**Goal of the exercise:**
Restate the full set of records exactly, word for word.

**Data entries:**
====================

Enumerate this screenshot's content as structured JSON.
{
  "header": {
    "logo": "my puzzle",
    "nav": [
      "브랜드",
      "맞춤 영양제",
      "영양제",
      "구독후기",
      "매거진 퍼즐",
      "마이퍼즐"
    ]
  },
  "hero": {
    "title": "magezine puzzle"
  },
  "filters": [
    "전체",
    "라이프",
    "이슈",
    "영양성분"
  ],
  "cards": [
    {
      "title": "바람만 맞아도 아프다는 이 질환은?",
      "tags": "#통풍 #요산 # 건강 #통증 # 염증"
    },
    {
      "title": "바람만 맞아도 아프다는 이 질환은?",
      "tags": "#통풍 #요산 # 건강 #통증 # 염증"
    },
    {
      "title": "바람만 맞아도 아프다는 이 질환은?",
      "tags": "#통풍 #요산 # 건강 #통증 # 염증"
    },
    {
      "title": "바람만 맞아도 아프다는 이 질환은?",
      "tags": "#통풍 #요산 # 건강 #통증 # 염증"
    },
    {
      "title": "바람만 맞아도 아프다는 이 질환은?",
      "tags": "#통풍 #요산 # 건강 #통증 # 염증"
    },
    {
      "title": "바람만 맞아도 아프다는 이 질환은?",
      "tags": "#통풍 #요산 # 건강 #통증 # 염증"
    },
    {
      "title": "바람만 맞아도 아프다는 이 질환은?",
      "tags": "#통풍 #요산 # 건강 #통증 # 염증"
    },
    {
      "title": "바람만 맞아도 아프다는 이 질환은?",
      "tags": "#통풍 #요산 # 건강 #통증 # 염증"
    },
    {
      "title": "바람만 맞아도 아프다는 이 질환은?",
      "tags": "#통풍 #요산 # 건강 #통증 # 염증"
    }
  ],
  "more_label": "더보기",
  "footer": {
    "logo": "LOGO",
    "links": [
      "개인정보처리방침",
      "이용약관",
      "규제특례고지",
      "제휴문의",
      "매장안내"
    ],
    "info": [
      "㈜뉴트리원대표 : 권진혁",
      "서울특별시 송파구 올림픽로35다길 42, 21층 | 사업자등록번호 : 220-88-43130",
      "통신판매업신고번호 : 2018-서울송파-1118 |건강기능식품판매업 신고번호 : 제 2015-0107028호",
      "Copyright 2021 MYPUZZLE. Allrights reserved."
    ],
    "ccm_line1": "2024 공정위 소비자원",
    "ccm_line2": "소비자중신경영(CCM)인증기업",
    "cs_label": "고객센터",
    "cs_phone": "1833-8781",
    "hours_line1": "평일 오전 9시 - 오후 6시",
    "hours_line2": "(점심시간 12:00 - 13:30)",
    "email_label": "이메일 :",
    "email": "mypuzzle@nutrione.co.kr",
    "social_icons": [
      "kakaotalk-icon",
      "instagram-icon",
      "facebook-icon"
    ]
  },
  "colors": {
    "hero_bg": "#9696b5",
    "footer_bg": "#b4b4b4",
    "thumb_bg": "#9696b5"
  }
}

====================

**Completed task:**
Enumerate this screenshot's content as structured JSON.
{
  "header": {
    "logo": "my puzzle",
    "nav": [
      "브랜드",
      "맞춤 영양제",
      "영양제",
      "구독후기",
      "매거진 퍼즐",
      "마이퍼즐"
    ]
  },
  "hero": {
    "title": "magezine puzzle"
  },
  "filters": [
    "전체",
    "라이프",
    "이슈",
    "영양성분"
  ],
  "cards": [
    {
      "title": "바람만 맞아도 아프다는 이 질환은?",
      "tags": "#통풍 #요산 # 건강 #통증 # 염증"
    },
    {
      "title": "바람만 맞아도 아프다는 이 질환은?",
      "tags": "#통풍 #요산 # 건강 #통증 # 염증"
    },
    {
      "title": "바람만 맞아도 아프다는 이 질환은?",
      "tags": "#통풍 #요산 # 건강 #통증 # 염증"
    },
    {
      "title": "바람만 맞아도 아프다는 이 질환은?",
      "tags": "#통풍 #요산 # 건강 #통증 # 염증"
    },
    {
      "title": "바람만 맞아도 아프다는 이 질환은?",
      "tags": "#통풍 #요산 # 건강 #통증 # 염증"
    },
    {
      "title": "바람만 맞아도 아프다는 이 질환은?",
      "tags": "#통풍 #요산 # 건강 #통증 # 염증"
    },
    {
      "title": "바람만 맞아도 아프다는 이 질환은?",
      "tags": "#통풍 #요산 # 건강 #통증 # 염증"
    },
    {
      "title": "바람만 맞아도 아프다는 이 질환은?",
      "tags": "#통풍 #요산 # 건강 #통증 # 염증"
    },
    {
      "title": "바람만 맞아도 아프다는 이 질환은?",
      "tags": "#통풍 #요산 # 건강 #통증 # 염증"
    }
  ],
  "more_label": "더보기",
  "footer": {
    "logo": "LOGO",
    "links": [
      "개인정보처리방침",
      "이용약관",
      "규제특례고지",
      "제휴문의",
      "매장안내"
    ],
    "info": [
      "㈜뉴트리원대표 : 권진혁",
      "서울특별시 송파구 올림픽로35다길 42, 21층 | 사업자등록번호 : 220-88-43130",
      "통신판매업신고번호 : 2018-서울송파-1118 |건강기능식품판매업 신고번호 : 제 2015-0107028호",
      "Copyright 2021 MYPUZZLE. Allrights reserved."
    ],
    "ccm_line1": "2024 공정위 소비자원",
    "ccm_line2": "소비자중신경영(CCM)인증기업",
    "cs_label": "고객센터",
    "cs_phone": "1833-8781",
    "hours_line1": "평일 오전 9시 - 오후 6시",
    "hours_line2": "(점심시간 12:00 - 13:30)",
    "email_label": "이메일 :",
    "email": "mypuzzle@nutrione.co.kr",
    "social_icons": [
      "kakaotalk-icon",
      "instagram-icon",
      "facebook-icon"
    ]
  },
  "colors": {
    "hero_bg": "#9696b5",
    "footer_bg": "#b4b4b4",
    "thumb_bg": "#9696b5"
  }
}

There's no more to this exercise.